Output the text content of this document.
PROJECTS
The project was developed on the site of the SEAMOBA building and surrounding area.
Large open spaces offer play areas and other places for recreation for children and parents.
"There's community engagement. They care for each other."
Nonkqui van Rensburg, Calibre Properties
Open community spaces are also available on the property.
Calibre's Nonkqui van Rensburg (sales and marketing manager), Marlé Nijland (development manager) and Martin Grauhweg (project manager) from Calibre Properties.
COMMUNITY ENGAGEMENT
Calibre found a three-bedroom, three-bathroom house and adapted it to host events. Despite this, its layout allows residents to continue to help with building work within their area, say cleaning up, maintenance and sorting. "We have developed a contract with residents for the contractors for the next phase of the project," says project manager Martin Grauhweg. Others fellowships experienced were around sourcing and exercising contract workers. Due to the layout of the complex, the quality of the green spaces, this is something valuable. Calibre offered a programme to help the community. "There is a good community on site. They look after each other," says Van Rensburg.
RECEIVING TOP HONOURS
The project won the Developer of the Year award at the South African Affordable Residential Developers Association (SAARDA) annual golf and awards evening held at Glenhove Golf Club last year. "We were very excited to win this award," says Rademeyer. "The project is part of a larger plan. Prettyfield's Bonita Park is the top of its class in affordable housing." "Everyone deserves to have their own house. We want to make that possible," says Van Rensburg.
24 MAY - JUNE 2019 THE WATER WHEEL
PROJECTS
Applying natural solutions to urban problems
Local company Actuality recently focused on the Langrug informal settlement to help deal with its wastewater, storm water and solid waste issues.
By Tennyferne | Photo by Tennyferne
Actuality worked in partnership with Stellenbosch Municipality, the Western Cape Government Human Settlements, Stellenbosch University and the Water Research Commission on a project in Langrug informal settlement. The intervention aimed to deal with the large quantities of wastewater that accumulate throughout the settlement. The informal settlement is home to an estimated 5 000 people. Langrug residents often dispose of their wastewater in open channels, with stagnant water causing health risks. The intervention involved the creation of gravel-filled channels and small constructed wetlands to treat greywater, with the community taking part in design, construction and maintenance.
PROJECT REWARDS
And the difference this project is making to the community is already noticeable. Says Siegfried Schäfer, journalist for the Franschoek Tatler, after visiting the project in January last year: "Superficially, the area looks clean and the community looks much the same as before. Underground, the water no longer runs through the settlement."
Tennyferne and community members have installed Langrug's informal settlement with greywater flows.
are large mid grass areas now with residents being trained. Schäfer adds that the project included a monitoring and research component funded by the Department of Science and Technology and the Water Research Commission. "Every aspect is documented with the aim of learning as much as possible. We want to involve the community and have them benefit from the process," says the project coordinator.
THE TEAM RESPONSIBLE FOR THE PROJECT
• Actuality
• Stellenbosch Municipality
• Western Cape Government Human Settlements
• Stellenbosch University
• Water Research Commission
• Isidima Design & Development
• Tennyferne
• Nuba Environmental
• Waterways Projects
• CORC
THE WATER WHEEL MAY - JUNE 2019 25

OBJECTIVE:
Exactly reproduce the material above.

FINISHED ANSWER:
Output the text content of this document.
PROJECTS
The project was developed on the site of the SEAMOBA building and surrounding area.
Large open spaces offer play areas and other places for recreation for children and parents.
"There's community engagement. They care for each other."
Nonkqui van Rensburg, Calibre Properties
Open community spaces are also available on the property.
Calibre's Nonkqui van Rensburg (sales and marketing manager), Marlé Nijland (development manager) and Martin Grauhweg (project manager) from Calibre Properties.
COMMUNITY ENGAGEMENT
Calibre found a three-bedroom, three-bathroom house and adapted it to host events. Despite this, its layout allows residents to continue to help with building work within their area, say cleaning up, maintenance and sorting. "We have developed a contract with residents for the contractors for the next phase of the project," says project manager Martin Grauhweg. Others fellowships experienced were around sourcing and exercising contract workers. Due to the layout of the complex, the quality of the green spaces, this is something valuable. Calibre offered a programme to help the community. "There is a good community on site. They look after each other," says Van Rensburg.
RECEIVING TOP HONOURS
The project won the Developer of the Year award at the South African Affordable Residential Developers Association (SAARDA) annual golf and awards evening held at Glenhove Golf Club last year. "We were very excited to win this award," says Rademeyer. "The project is part of a larger plan. Prettyfield's Bonita Park is the top of its class in affordable housing." "Everyone deserves to have their own house. We want to make that possible," says Van Rensburg.
24 MAY - JUNE 2019 THE WATER WHEEL
PROJECTS
Applying natural solutions to urban problems
Local company Actuality recently focused on the Langrug informal settlement to help deal with its wastewater, storm water and solid waste issues.
By Tennyferne | Photo by Tennyferne
Actuality worked in partnership with Stellenbosch Municipality, the Western Cape Government Human Settlements, Stellenbosch University and the Water Research Commission on a project in Langrug informal settlement. The intervention aimed to deal with the large quantities of wastewater that accumulate throughout the settlement. The informal settlement is home to an estimated 5 000 people. Langrug residents often dispose of their wastewater in open channels, with stagnant water causing health risks. The intervention involved the creation of gravel-filled channels and small constructed wetlands to treat greywater, with the community taking part in design, construction and maintenance.
PROJECT REWARDS
And the difference this project is making to the community is already noticeable. Says Siegfried Schäfer, journalist for the Franschoek Tatler, after visiting the project in January last year: "Superficially, the area looks clean and the community looks much the same as before. Underground, the water no longer runs through the settlement."
Tennyferne and community members have installed Langrug's informal settlement with greywater flows.
are large mid grass areas now with residents being trained. Schäfer adds that the project included a monitoring and research component funded by the Department of Science and Technology and the Water Research Commission. "Every aspect is documented with the aim of learning as much as possible. We want to involve the community and have them benefit from the process," says the project coordinator.
THE TEAM RESPONSIBLE FOR THE PROJECT
• Actuality
• Stellenbosch Municipality
• Western Cape Government Human Settlements
• Stellenbosch University
• Water Research Commission
• Isidima Design & Development
• Tennyferne
• Nuba Environmental
• Waterways Projects
• CORC
THE WATER WHEEL MAY - JUNE 2019 25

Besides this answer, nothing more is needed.